Track down each line that has the word "Mercer" and copy it.

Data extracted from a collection

>>>

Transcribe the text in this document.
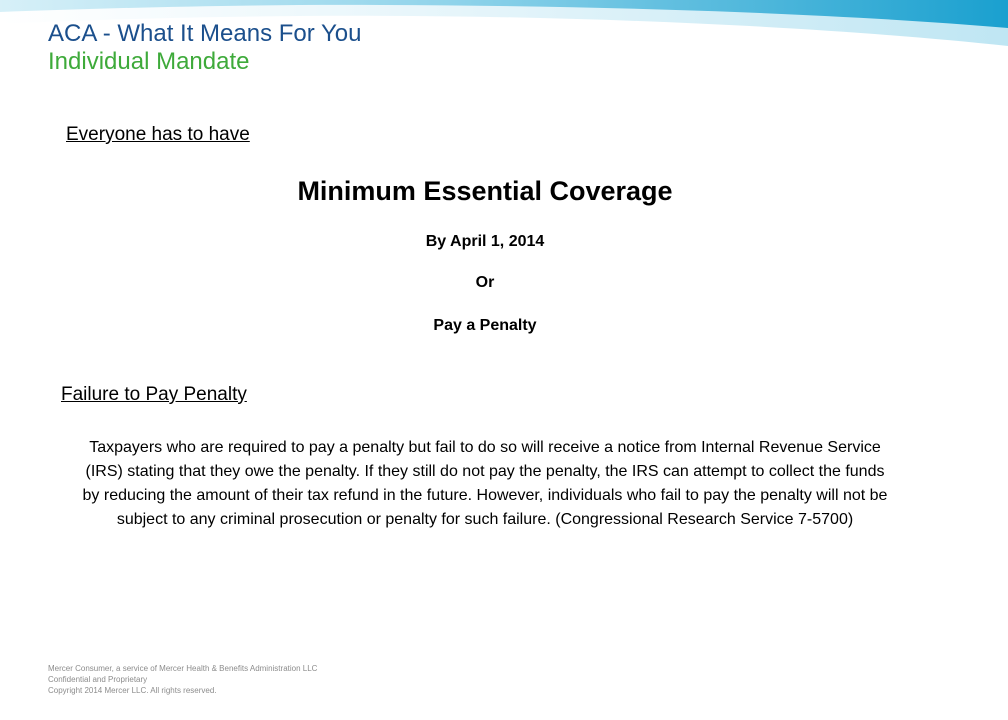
ACA - What It Means For You
Individual Mandate
Everyone has to have
Minimum Essential Coverage
By April 1, 2014
Or
Pay a Penalty
Failure to Pay Penalty
Taxpayers who are required to pay a penalty but fail to do so will receive a notice from Internal Revenue Service (IRS) stating that they owe the penalty. If they still do not pay the penalty, the IRS can attempt to collect the funds by reducing the amount of their tax refund in the future. However, individuals who fail to pay the penalty will not be subject to any criminal prosecution or penalty for such failure. (Congressional Research Service 7-5700)
Mercer Consumer, a service of Mercer Health & Benefits Administration LLC
Confidential and Proprietary
Copyright 2014 Mercer LLC. All rights reserved.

<<<

--- EXERCISE SOLUTION ---
Mercer Consumer, a service of Mercer Health & Benefits Administration LLC
Copyright 2014 Mercer LLC. All rights reserved.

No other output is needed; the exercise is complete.